# SUPPLIED PASSAGE

Recall that the edge term is computed to represent the edge information, which is of great importance as mentioned in Section III-C. The super-resolved images and their corresponding metrics with or without the edge loss are shown in Fig. 6 and Table II(a). The cascaded networks without edge loss outperform the SRGAN framework, indicating the effectiveness of cascade architecture on document images. We observe performance gains when adding the edge term, and the super-resolved text regions are with better contour and more clear characters that are helpful for further recognition.
We also evaluate the effect of components within the cascade super-resolution structure. Fig. 7 and Table II(b) demonstrate the comparison with replacing the DPNet with bicubic. Quantitatively speaking, the model with DPNets performs the best among different cascade settings. The multiple stages of DPNet introduce a 10.5% gain on PSNR over the cascade of Bicubic and DPNet, and a significant improvement of the SR results as illustrated in Fig. 7.
We have introduced Cascaded DPNets, a deep super-resolution framework for the document images. Detail-Preserving Network with small magnification is able to preserve the content and enhance the edge of the characters. The cascade of the networks is assembled into a pipeline model with a larger magnification. Through an extensive set of document super-resolution experiments, we have shown that Cascaded DPNets is more effective than the baseline deep learning approaches, generating very competitive results from the low-resolution document images.

# RECORDS PROVIDED

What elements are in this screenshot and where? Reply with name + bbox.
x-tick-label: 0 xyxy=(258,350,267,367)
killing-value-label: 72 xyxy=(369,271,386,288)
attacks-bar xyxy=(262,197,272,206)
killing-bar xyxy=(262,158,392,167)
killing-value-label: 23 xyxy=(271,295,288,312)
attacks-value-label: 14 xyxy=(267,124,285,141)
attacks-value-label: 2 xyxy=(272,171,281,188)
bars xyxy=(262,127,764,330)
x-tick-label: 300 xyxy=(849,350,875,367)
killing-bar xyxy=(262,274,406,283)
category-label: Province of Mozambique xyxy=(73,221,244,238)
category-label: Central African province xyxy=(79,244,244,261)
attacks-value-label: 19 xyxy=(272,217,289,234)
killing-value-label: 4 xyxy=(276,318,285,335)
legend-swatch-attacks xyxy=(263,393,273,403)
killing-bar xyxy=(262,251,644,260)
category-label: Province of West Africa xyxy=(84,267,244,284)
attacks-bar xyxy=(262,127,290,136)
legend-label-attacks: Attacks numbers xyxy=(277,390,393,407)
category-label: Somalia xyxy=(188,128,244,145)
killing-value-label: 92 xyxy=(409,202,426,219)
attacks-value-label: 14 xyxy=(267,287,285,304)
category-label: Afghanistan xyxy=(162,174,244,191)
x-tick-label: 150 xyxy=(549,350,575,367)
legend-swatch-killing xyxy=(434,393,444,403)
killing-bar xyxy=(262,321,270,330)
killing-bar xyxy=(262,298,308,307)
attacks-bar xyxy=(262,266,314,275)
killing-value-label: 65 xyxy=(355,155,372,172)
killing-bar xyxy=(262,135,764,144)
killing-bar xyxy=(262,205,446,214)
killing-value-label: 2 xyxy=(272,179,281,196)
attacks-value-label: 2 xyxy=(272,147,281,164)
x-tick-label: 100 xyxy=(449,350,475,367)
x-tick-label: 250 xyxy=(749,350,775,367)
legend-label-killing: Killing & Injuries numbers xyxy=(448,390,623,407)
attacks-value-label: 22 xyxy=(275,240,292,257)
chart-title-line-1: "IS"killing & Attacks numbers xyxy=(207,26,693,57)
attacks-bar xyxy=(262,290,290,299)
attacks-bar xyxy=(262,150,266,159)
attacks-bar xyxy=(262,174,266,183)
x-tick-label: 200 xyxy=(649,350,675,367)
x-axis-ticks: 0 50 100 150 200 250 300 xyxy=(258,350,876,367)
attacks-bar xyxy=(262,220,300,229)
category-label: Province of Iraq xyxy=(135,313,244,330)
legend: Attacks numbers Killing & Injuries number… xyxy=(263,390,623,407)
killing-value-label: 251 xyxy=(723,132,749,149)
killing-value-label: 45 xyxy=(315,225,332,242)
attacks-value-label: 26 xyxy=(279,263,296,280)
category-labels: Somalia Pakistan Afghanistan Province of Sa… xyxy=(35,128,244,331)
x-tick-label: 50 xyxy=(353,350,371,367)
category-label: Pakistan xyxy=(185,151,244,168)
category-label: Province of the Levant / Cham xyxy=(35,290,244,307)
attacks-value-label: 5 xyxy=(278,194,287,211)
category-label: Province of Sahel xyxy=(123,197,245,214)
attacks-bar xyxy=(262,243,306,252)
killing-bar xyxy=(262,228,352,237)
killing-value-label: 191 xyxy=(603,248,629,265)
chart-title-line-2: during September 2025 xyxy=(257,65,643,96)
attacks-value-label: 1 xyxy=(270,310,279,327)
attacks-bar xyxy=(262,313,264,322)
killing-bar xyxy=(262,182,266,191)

# REQUIRED WORK
**a.** In the super-resolution passage, how much of a PSNR gain do the multiple stages of DPNet bring over the cascade of Bicubic and DPNet?
**b.** Change "cascaded networks" to "stacked networks" in the super-resolution passage, and write out everything from "Recall that the" down to "for further recognition." with that edit.
The records were taken from a different source than the passage.

# ANSWERS FOR THIS EXERCISE
**a.** A 10.5% gain on PSNR.

**b.**
Recall that the edge term is computed to represent the edge information, which is of great importance as mentioned in Section III-C. The super-resolved images and their corresponding metrics with or without the edge loss are shown in Fig. 6 and Table II(a). The stacked networks without edge loss outperform the SRGAN framework, indicating the effectiveness of cascade architecture on document images. We observe performance gains when adding the edge term, and the super-resolved text regions are with better contour and more clear characters that are helpful for further recognition.